YOUR GOAL:
Each record is to be transcribed exactly.

DATA SHOWN:
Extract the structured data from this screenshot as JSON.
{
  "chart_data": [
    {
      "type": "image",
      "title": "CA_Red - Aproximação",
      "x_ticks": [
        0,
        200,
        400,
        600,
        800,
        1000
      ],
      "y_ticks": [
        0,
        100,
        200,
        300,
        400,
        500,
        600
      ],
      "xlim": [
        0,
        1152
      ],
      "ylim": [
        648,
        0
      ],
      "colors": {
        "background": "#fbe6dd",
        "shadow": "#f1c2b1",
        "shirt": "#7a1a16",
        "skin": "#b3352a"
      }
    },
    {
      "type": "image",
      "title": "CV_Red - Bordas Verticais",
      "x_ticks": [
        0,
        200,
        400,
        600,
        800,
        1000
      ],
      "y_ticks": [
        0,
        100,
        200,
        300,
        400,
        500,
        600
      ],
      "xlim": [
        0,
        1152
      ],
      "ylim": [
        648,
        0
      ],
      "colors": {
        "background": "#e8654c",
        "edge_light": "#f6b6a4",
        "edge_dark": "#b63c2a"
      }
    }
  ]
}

RESULT FOR THIS TASK:
Extract the structured data from this screenshot as JSON.
{
  "chart_data": [
    {
      "type": "image",
      "title": "CA_Red - Aproximação",
      "x_ticks": [
        0,
        200,
        400,
        600,
        800,
        1000
      ],
      "y_ticks": [
        0,
        100,
        200,
        300,
        400,
        500,
        600
      ],
      "xlim": [
        0,
        1152
      ],
      "ylim": [
        648,
        0
      ],
      "colors": {
        "background": "#fbe6dd",
        "shadow": "#f1c2b1",
        "shirt": "#7a1a16",
        "skin": "#b3352a"
      }
    },
    {
      "type": "image",
      "title": "CV_Red - Bordas Verticais",
      "x_ticks": [
        0,
        200,
        400,
        600,
        800,
        1000
      ],
      "y_ticks": [
        0,
        100,
        200,
        300,
        400,
        500,
        600
      ],
      "xlim": [
        0,
        1152
      ],
      "ylim": [
        648,
        0
      ],
      "colors": {
        "background": "#e8654c",
        "edge_light": "#f6b6a4",
        "edge_dark": "#b63c2a"
      }
    }
  ]
}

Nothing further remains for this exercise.